▶ [OBJECTIVE]
Copy each line with the word "color" in it.

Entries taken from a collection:
--*--

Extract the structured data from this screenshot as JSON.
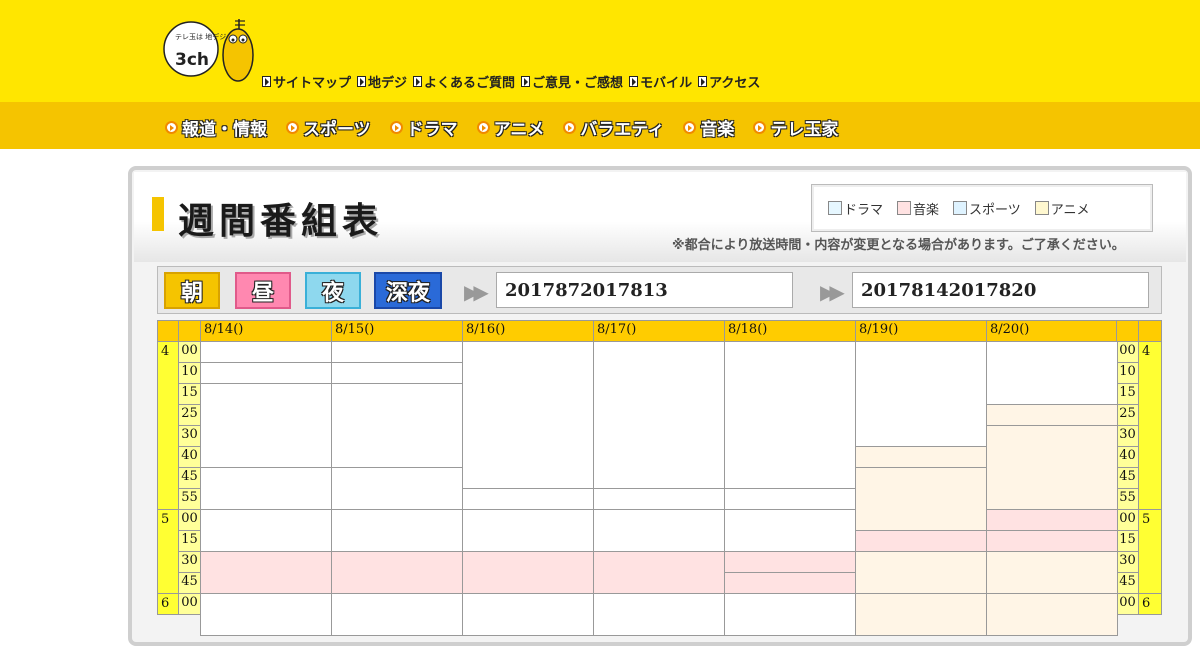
{
  "logo": {
    "small_text": "テレ玉は 地デジ",
    "channel": "3ch"
  },
  "util_nav": [
    {
      "label": "サイトマップ"
    },
    {
      "label": "地デジ"
    },
    {
      "label": "よくあるご質問"
    },
    {
      "label": "ご意見・ご感想"
    },
    {
      "label": "モバイル"
    },
    {
      "label": "アクセス"
    }
  ],
  "global_nav": [
    {
      "label": "報道・情報"
    },
    {
      "label": "スポーツ"
    },
    {
      "label": "ドラマ"
    },
    {
      "label": "アニメ"
    },
    {
      "label": "バラエティ"
    },
    {
      "label": "音楽"
    },
    {
      "label": "テレ玉家"
    }
  ],
  "page_title": "週間番組表",
  "legend": [
    {
      "label": "ドラマ",
      "color": "#e6f7ff"
    },
    {
      "label": "音楽",
      "color": "#ffe2e2"
    },
    {
      "label": "スポーツ",
      "color": "#dff3ff"
    },
    {
      "label": "アニメ",
      "color": "#fff8d0"
    }
  ],
  "notice": "※都合により放送時間・内容が変更となる場合があります。ご了承ください。",
  "time_bands": [
    {
      "label": "朝",
      "key": "asa"
    },
    {
      "label": "昼",
      "key": "hiru"
    },
    {
      "label": "夜",
      "key": "yoru"
    },
    {
      "label": "深夜",
      "key": "shinya"
    }
  ],
  "week_nav": {
    "prev_week": "2017872017813",
    "next_week": "20178142017820"
  },
  "schedule": {
    "days": [
      "8/14()",
      "8/15()",
      "8/16()",
      "8/17()",
      "8/18()",
      "8/19()",
      "8/20()"
    ],
    "hours": [
      {
        "hour": "4",
        "minutes": [
          "00",
          "10",
          "15",
          "25",
          "30",
          "40",
          "45",
          "55"
        ]
      },
      {
        "hour": "5",
        "minutes": [
          "00",
          "15",
          "30",
          "45"
        ]
      },
      {
        "hour": "6",
        "minutes": [
          "00"
        ]
      }
    ]
  }
}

--*--

▶ [CORRECT ANSWER]
      "color": "#e6f7ff"
      "color": "#ffe2e2"
      "color": "#dff3ff"
      "color": "#fff8d0"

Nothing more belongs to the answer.